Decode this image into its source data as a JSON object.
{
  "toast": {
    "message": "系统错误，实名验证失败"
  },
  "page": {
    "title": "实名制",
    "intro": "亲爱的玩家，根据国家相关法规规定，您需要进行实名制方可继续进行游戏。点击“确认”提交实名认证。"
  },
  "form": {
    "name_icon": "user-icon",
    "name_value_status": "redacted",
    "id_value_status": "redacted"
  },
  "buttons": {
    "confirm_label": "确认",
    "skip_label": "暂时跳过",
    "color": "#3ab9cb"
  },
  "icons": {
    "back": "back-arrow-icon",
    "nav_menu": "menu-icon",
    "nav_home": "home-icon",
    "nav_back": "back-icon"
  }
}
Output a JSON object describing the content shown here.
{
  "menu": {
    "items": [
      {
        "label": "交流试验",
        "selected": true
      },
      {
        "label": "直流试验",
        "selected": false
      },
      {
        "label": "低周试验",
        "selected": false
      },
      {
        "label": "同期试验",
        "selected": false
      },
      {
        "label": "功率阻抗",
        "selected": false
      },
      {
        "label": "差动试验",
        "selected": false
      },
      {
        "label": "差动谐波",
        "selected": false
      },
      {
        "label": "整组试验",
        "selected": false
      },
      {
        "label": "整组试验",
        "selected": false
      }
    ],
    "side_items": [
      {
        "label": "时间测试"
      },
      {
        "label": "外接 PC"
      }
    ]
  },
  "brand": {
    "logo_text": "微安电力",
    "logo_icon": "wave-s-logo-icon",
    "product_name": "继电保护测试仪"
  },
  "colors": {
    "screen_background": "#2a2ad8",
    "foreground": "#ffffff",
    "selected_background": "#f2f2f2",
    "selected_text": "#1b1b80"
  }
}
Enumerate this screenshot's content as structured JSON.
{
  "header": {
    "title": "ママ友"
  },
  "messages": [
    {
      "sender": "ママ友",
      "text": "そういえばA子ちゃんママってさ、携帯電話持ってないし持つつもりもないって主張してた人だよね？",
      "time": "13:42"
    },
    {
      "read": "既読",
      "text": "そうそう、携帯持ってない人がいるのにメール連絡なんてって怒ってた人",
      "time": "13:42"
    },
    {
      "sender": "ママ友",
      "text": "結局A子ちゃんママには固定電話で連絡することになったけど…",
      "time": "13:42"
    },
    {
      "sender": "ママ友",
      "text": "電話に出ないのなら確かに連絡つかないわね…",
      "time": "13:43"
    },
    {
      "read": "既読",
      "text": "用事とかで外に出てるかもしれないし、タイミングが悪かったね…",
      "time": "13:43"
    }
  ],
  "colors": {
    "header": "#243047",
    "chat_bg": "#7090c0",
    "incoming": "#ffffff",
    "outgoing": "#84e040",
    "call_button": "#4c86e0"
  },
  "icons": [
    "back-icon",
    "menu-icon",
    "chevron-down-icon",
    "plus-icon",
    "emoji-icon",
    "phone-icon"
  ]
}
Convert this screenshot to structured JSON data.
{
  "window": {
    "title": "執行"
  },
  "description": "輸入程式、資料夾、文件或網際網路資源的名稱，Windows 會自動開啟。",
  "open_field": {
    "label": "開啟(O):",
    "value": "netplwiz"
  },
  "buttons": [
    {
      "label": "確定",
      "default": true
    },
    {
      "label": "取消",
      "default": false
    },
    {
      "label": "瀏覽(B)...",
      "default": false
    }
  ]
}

______________________________

• **WHAT IS EXPECTED**: Each entry must be reproduced verbatim.

• **CORRECT RESPONSE**:
Decode this image into its source data as a JSON object.
{
  "toast": {
    "message": "系统错误，实名验证失败"
  },
  "page": {
    "title": "实名制",
    "intro": "亲爱的玩家，根据国家相关法规规定，您需要进行实名制方可继续进行游戏。点击“确认”提交实名认证。"
  },
  "form": {
    "name_icon": "user-icon",
    "name_value_status": "redacted",
    "id_value_status": "redacted"
  },
  "buttons": {
    "confirm_label": "确认",
    "skip_label": "暂时跳过",
    "color": "#3ab9cb"
  },
  "icons": {
    "back": "back-arrow-icon",
    "nav_menu": "menu-icon",
    "nav_home": "home-icon",
    "nav_back": "back-icon"
  }
}
Output a JSON object describing the content shown here.
{
  "menu": {
    "items": [
      {
        "label": "交流试验",
        "selected": true
      },
      {
        "label": "直流试验",
        "selected": false
      },
      {
        "label": "低周试验",
        "selected": false
      },
      {
        "label": "同期试验",
        "selected": false
      },
      {
        "label": "功率阻抗",
        "selected": false
      },
      {
        "label": "差动试验",
        "selected": false
      },
      {
        "label": "差动谐波",
        "selected": false
      },
      {
        "label": "整组试验",
        "selected": false
      },
      {
        "label": "整组试验",
        "selected": false
      }
    ],
    "side_items": [
      {
        "label": "时间测试"
      },
      {
        "label": "外接 PC"
      }
    ]
  },
  "brand": {
    "logo_text": "微安电力",
    "logo_icon": "wave-s-logo-icon",
    "product_name": "继电保护测试仪"
  },
  "colors": {
    "screen_background": "#2a2ad8",
    "foreground": "#ffffff",
    "selected_background": "#f2f2f2",
    "selected_text": "#1b1b80"
  }
}
Enumerate this screenshot's content as structured JSON.
{
  "header": {
    "title": "ママ友"
  },
  "messages": [
    {
      "sender": "ママ友",
      "text": "そういえばA子ちゃんママってさ、携帯電話持ってないし持つつもりもないって主張してた人だよね？",
      "time": "13:42"
    },
    {
      "read": "既読",
      "text": "そうそう、携帯持ってない人がいるのにメール連絡なんてって怒ってた人",
      "time": "13:42"
    },
    {
      "sender": "ママ友",
      "text": "結局A子ちゃんママには固定電話で連絡することになったけど…",
      "time": "13:42"
    },
    {
      "sender": "ママ友",
      "text": "電話に出ないのなら確かに連絡つかないわね…",
      "time": "13:43"
    },
    {
      "read": "既読",
      "text": "用事とかで外に出てるかもしれないし、タイミングが悪かったね…",
      "time": "13:43"
    }
  ],
  "colors": {
    "header": "#243047",
    "chat_bg": "#7090c0",
    "incoming": "#ffffff",
    "outgoing": "#84e040",
    "call_button": "#4c86e0"
  },
  "icons": [
    "back-icon",
    "menu-icon",
    "chevron-down-icon",
    "plus-icon",
    "emoji-icon",
    "phone-icon"
  ]
}
Convert this screenshot to structured JSON data.
{
  "window": {
    "title": "執行"
  },
  "description": "輸入程式、資料夾、文件或網際網路資源的名稱，Windows 會自動開啟。",
  "open_field": {
    "label": "開啟(O):",
    "value": "netplwiz"
  },
  "buttons": [
    {
      "label": "確定",
      "default": true
    },
    {
      "label": "取消",
      "default": false
    },
    {
      "label": "瀏覽(B)...",
      "default": false
    }
  ]
}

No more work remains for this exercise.